§ **Instructions for the task**
Repeat each entry word for word. Leave any images out of the copy.

§ **Extracted data**
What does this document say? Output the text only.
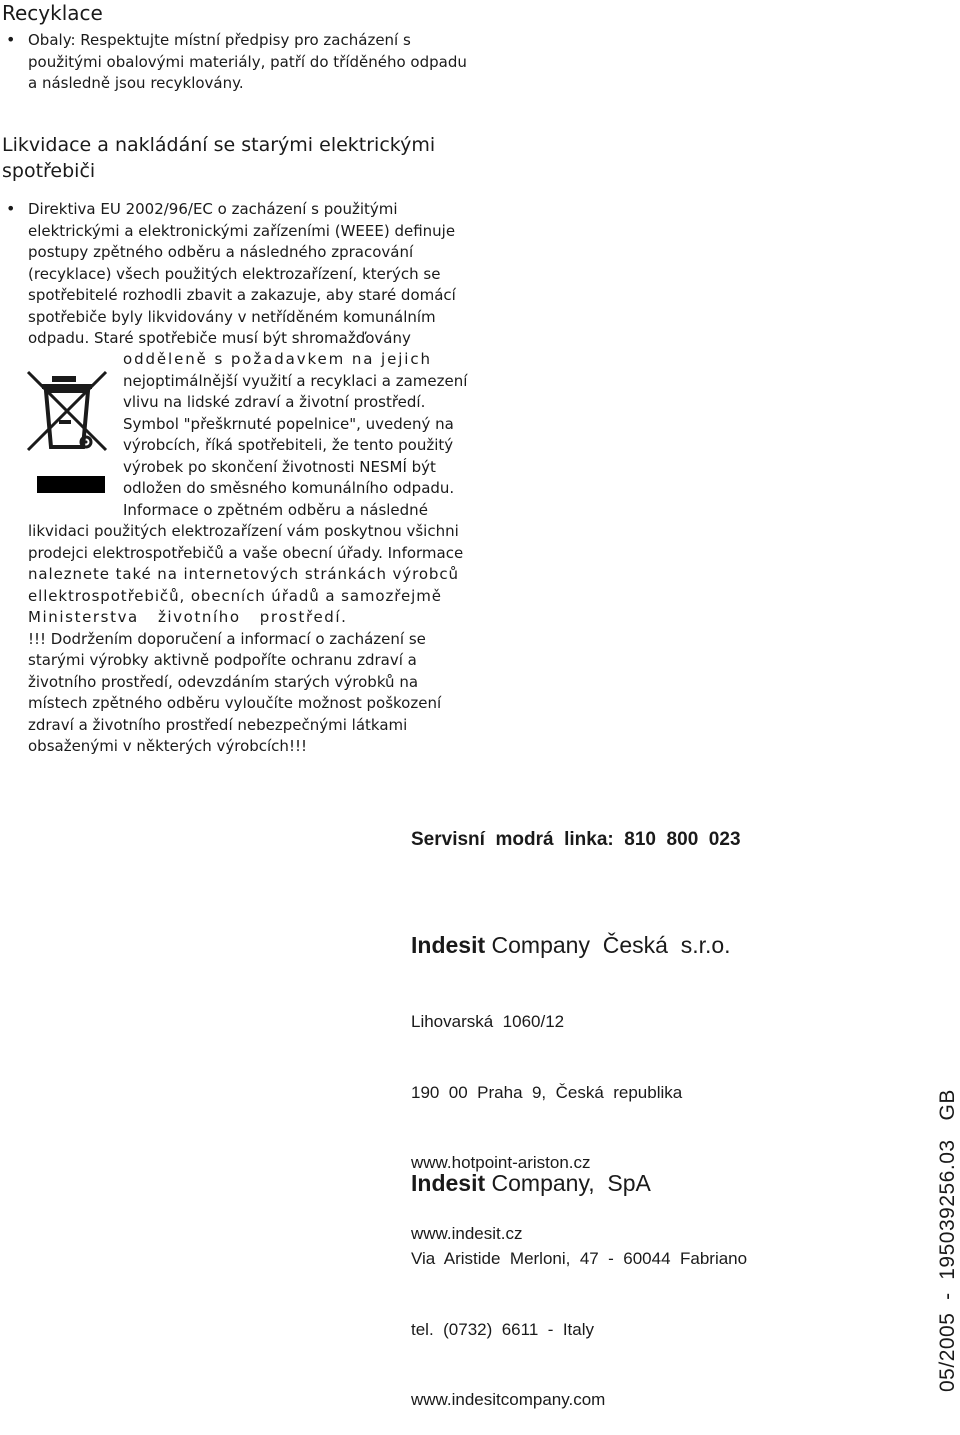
Recyklace
• Obaly: Respektujte místní předpisy pro zacházení s
použitými obalovými materiály, patří do tříděného odpadu
a následně jsou recyklovány.

Likvidace a nakládání se starými elektrickými spotřebiči
• Direktiva EU 2002/96/EC o zacházení s použitými
elektrickými a elektronickými zařízeními (WEEE) definuje
postupy zpětného odběru a následného zpracování
(recyklace) všech použitých elektrozařízení, kterých se
spotřebitelé rozhodli zbavit a zakazuje, aby staré domácí
spotřebiče byly likvidovány v netříděném komunálním
odpadu. Staré spotřebiče musí být shromažďovány

odděleně s požadavkem na jejich
nejoptimálnější využití a recyklaci a zamezení
vlivu na lidské zdraví a životní prostředí.
Symbol "přeškrnuté popelnice", uvedený na
výrobcích, říká spotřebiteli, že tento použitý
výrobek po skončení životnosti NESMÍ být
odložen do směsného komunálního odpadu.
Informace o zpětném odběru a následné

likvidaci použitých elektrozařízení vám poskytnou všichni
prodejci elektrospotřebičů a vaše obecní úřady. Informace
naleznete také na internetových stránkách výrobců
ellektrospotřebičů, obecních úřadů a samozřejmě
Ministerstva   životního   prostředí.
!!! Dodržením doporučení a informací o zacházení se
starými výrobky aktivně podpoříte ochranu zdraví a
životního prostředí, odevzdáním starých výrobků na
místech zpětného odběru vyloučíte možnost poškození
zdraví a životního prostředí nebezpečnými látkami
obsaženými v některých výrobcích!!!

Servisní  modrá  linka:  810  800  023
Indesit Company  Česká  s.r.o.

Lihovarská  1060/12

190  00  Praha  9,  Česká  republika

www.hotpoint-ariston.cz

www.indesit.cz

Indesit Company,  SpA

Via  Aristide  Merloni,  47  -  60044  Fabriano

tel.  (0732)  6611  -  Italy

www.indesitcompany.com

05/2005  -  195039256.03   GB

§ **Solution for this problem**
What does this document say? Output the text only.
Recyklace
• Obaly: Respektujte místní předpisy pro zacházení s
použitými obalovými materiály, patří do tříděného odpadu
a následně jsou recyklovány.

Likvidace a nakládání se starými elektrickými spotřebiči
• Direktiva EU 2002/96/EC o zacházení s použitými
elektrickými a elektronickými zařízeními (WEEE) definuje
postupy zpětného odběru a následného zpracování
(recyklace) všech použitých elektrozařízení, kterých se
spotřebitelé rozhodli zbavit a zakazuje, aby staré domácí
spotřebiče byly likvidovány v netříděném komunálním
odpadu. Staré spotřebiče musí být shromažďovány

odděleně s požadavkem na jejich
nejoptimálnější využití a recyklaci a zamezení
vlivu na lidské zdraví a životní prostředí.
Symbol "přeškrnuté popelnice", uvedený na
výrobcích, říká spotřebiteli, že tento použitý
výrobek po skončení životnosti NESMÍ být
odložen do směsného komunálního odpadu.
Informace o zpětném odběru a následné

likvidaci použitých elektrozařízení vám poskytnou všichni
prodejci elektrospotřebičů a vaše obecní úřady. Informace
naleznete také na internetových stránkách výrobců
ellektrospotřebičů, obecních úřadů a samozřejmě
Ministerstva   životního   prostředí.
!!! Dodržením doporučení a informací o zacházení se
starými výrobky aktivně podpoříte ochranu zdraví a
životního prostředí, odevzdáním starých výrobků na
místech zpětného odběru vyloučíte možnost poškození
zdraví a životního prostředí nebezpečnými látkami
obsaženými v některých výrobcích!!!

Servisní  modrá  linka:  810  800  023
Indesit Company  Česká  s.r.o.

Lihovarská  1060/12

190  00  Praha  9,  Česká  republika

www.hotpoint-ariston.cz

www.indesit.cz

Indesit Company,  SpA

Via  Aristide  Merloni,  47  -  60044  Fabriano

tel.  (0732)  6611  -  Italy

www.indesitcompany.com

05/2005  -  195039256.03   GB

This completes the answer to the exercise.